Perguntas:
1 – Reproduza o trecho sobre a quebra de sigilo telefônico de "A controvérsia refere-se" até "linhas do investigado.", inclusive.
2 – Segundo o trecho sobre a quebra de sigilo telefônico, por quanto tempo a ordem judicial permitia à autoridade policial usar o SIMCARD em substituição ao do investigado?
3 – Dê continuidade ao trecho sobre a quebra de sigilo telefônico a partir da última frase apresentada.

Trecho fornecido:
É ilegal a quebra do sigilo telefônico mediante a habilitação de chip da autoridade policial em substituição ao do investigado titular da linha.

 REsp 1.806.792-SP, Rel. Min. Laurita Vaz, Sexta Turma, por unanimidade, julgado em 11/05/2021.

Quebra de sigilo telefônico e telemático. Ordem de habilitação de SIMCARD (chip) da autoridade policial em substituição ao do titular da linha. Procedimento ilegal.

É ilegal a quebra do sigilo telefônico mediante a habilitação de chip da autoridade policial em substituição ao do investigado titular da linha.

A controvérsia refere-se à validade do pedido de quebra de sigilo telefônico e telemático em que se determinou a interceptação de determinados terminais telefônicos mediante a habilitação temporária de SIMCARDS indicados pela autoridade policial em substituição às linhas do investigado.

A Lei n. 9.296/1996 - que regulamenta o inciso XII, parte final, do art. 5.º da Constituição Federal - trata da interceptação de comunicações telefônicas de qualquer natureza para prova em investigação criminal e em instrução processual penal, inclusive do fluxo de comunicações em sistemas de informática e telemática, disciplinando os limites dessa ingerência estatal na esfera de direitos fundamentais dos indivíduos.

Na situação em análise, o acórdão recorrido foi preciso ao concluir que "não se trata do procedimento previsto na Lei n. 9.296/96, que não autoriza a suspensão do serviço telefônico ou do fluxo da comunicação telemática mantida pelo usuário, tampouco a substituição do alvo da investigação e titular da linha por agente indicado pela autoridade policial".

De fato, a ordem judicial, endereçada à concessionária de telefonia, consistiu na determinação de viabilizar à autoridade policial a utilização de "SIMCARD" (cartão "SIM", sigla em inglês da expressão Subscriber Identity Module - módulo de identificação do assinante -, comumente referido no Brasil como "chip"), em substituição ao do aparelho celular do usuário investigado, "pelo prazo de 15 (quinze) dias e a critério da autoridade policial, em horários previamente indicados, inclusive de madrugada."

Pretendeu-se que a operadora de telefonia, quando acionada, habilitasse o chip do agente investigador, em substituição ao do usuário, a critério da autoridade policial, que teria pleno acesso, em tempo real, às chamadas e mensagens transmitidas para a linha originária, inclusive via WhatsApp. Ora, esse procedimento, claramente, não encontra respaldo nos artigos da lei que disciplina a interceptação telefônica, além de gerar insuperáveis inconvenientes, para dizer o mínimo.

Registros fornecidos:
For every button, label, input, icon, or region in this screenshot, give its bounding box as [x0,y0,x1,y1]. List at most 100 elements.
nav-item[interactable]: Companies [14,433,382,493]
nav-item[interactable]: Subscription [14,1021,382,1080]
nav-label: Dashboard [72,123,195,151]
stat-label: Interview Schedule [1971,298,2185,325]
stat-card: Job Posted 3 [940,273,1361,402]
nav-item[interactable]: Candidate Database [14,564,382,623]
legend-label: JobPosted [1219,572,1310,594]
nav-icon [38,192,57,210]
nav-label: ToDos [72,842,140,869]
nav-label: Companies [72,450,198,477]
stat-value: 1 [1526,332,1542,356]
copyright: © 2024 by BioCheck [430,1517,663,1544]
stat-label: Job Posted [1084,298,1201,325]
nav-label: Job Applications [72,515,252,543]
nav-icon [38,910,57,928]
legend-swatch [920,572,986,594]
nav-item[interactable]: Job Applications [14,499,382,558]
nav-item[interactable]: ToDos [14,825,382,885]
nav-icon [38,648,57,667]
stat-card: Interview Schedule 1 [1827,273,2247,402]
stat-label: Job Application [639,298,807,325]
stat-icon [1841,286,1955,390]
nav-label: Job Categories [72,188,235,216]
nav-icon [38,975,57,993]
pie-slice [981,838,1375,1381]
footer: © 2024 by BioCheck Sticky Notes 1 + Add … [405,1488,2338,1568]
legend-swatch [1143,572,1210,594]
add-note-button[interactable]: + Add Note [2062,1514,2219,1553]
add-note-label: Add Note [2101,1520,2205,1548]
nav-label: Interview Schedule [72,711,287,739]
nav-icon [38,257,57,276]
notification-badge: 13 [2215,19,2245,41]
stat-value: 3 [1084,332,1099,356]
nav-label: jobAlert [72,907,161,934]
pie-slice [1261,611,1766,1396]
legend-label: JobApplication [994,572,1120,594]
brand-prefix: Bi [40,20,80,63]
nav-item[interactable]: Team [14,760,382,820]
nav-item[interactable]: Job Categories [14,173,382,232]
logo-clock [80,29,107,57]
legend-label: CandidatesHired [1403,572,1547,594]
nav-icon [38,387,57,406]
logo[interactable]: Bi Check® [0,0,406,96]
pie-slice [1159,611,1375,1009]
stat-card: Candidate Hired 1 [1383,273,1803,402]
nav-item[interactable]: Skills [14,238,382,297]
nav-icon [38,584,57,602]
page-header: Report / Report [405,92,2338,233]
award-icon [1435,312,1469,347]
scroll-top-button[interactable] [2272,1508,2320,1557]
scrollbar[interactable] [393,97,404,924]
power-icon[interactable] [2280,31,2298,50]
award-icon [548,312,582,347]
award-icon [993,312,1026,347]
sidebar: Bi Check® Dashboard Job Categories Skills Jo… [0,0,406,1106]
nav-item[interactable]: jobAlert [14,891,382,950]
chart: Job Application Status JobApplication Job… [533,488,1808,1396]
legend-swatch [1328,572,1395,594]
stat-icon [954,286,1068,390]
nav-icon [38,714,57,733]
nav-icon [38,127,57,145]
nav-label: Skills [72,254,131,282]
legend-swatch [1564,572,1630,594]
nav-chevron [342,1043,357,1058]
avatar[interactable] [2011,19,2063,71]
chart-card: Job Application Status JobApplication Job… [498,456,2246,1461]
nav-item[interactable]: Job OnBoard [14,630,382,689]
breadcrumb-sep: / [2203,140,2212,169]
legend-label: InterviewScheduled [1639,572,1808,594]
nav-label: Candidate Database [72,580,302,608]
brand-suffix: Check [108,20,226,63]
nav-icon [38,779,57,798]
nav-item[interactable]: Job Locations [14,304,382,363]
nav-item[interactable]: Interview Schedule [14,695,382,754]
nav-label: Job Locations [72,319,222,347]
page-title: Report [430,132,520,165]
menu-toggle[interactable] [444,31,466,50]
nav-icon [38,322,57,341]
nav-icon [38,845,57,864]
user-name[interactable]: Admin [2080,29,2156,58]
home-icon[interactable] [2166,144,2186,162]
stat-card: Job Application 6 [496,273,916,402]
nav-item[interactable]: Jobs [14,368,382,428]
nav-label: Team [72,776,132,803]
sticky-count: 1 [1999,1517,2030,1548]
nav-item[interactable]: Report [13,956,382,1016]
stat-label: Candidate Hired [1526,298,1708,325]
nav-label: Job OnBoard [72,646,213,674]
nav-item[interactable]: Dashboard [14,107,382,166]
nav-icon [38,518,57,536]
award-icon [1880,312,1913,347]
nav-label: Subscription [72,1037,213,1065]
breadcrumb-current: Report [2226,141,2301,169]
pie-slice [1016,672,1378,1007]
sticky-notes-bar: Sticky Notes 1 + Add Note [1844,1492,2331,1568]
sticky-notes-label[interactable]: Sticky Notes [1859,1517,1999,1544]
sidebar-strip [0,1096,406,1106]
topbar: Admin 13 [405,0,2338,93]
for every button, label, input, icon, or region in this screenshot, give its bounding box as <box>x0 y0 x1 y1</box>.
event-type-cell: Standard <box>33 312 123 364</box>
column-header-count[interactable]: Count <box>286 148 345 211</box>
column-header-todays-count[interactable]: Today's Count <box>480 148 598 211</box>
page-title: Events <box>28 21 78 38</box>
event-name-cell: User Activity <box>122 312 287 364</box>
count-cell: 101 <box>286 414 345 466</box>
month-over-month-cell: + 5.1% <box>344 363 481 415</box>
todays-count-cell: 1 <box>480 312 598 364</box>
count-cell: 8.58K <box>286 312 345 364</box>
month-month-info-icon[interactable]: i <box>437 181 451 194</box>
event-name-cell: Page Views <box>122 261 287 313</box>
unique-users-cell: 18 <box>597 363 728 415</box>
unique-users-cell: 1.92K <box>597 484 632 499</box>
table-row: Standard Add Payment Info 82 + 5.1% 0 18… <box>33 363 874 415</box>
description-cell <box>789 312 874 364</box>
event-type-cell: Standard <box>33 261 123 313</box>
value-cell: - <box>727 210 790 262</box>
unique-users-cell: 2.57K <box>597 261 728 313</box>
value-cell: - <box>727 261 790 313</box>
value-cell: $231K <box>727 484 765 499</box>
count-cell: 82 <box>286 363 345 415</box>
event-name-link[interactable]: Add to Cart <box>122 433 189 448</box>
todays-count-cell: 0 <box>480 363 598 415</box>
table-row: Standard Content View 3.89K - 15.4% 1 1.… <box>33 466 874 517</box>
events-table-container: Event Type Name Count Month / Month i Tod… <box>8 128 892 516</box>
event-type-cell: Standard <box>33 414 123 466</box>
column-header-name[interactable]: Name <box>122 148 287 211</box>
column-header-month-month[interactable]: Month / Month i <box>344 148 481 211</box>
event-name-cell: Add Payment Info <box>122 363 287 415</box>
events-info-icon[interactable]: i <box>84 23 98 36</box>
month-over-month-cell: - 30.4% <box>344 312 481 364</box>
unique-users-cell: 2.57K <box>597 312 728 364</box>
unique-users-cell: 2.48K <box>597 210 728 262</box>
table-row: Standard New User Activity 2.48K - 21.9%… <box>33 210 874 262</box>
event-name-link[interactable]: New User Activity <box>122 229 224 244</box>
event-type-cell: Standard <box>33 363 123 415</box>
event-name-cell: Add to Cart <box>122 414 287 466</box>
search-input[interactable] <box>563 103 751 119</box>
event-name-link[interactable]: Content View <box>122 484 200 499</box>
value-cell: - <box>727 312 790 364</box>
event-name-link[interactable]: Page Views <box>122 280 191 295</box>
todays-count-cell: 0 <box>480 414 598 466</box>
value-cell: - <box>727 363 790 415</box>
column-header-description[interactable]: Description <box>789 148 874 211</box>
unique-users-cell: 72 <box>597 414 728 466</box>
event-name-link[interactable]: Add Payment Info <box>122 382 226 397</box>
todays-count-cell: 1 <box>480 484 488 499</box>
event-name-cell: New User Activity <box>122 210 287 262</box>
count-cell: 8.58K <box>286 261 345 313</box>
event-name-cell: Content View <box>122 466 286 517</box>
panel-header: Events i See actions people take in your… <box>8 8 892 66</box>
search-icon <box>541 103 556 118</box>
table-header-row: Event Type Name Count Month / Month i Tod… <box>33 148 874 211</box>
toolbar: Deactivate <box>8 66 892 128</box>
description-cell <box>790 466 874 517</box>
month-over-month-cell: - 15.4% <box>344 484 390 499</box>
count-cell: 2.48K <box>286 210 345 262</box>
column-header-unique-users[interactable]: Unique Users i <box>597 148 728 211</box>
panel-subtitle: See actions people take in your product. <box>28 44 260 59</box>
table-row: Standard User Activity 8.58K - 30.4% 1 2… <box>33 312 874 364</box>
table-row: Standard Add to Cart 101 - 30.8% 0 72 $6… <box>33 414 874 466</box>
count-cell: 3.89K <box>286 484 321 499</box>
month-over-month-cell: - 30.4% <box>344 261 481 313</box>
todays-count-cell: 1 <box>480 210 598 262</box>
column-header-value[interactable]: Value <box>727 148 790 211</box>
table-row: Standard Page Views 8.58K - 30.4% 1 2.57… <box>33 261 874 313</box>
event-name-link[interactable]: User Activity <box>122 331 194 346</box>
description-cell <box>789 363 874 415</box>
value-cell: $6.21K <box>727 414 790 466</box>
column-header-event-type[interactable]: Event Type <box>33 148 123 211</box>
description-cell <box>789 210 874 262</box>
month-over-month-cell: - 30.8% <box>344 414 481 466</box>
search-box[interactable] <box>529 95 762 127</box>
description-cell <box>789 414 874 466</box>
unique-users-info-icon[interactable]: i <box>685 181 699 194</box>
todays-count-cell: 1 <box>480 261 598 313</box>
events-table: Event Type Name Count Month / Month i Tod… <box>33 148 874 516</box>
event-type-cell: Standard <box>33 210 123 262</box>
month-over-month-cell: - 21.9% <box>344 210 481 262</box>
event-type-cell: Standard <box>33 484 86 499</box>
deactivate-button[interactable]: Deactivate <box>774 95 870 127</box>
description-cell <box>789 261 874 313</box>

Respostas por item:
1 –
A controvérsia refere-se à validade do pedido de quebra de sigilo telefônico e telemático em que se determinou a interceptação de determinados terminais telefônicos mediante a habilitação temporária de SIMCARDS indicados pela autoridade policial em substituição às linhas do investigado.

2 – Pelo prazo de 15 (quinze) dias.

3 –
Isso porque, a ação, se implementada, permitiria aos investigadores acesso irrestrito a todas as conversas por meio do WhatsApp, inclusive com a possibilidade de envio de novas mensagens e a exclusão de outras. Se não bastasse, eventual exclusão de mensagem enviada ou de mensagem recebida não deixaria absolutamente nenhum vestígio e, por conseguinte, não poderia jamais ser recuperada para servir de prova em processo penal, tendo em vista que, em razão da própria característica do serviço, feito por meio de encriptação ponta-a-ponta, a operadora não armazena em nenhum servidor o conteúdo das conversas dos usuários.

Há relevantes diferenças entre como se daria a quebra do sigilo telefônico e telemático, em conformidade com a lei de regência, e a forma de acesso e intervenção na linha telefônica e nos dados do investigado da forma como determinada no caso em exame.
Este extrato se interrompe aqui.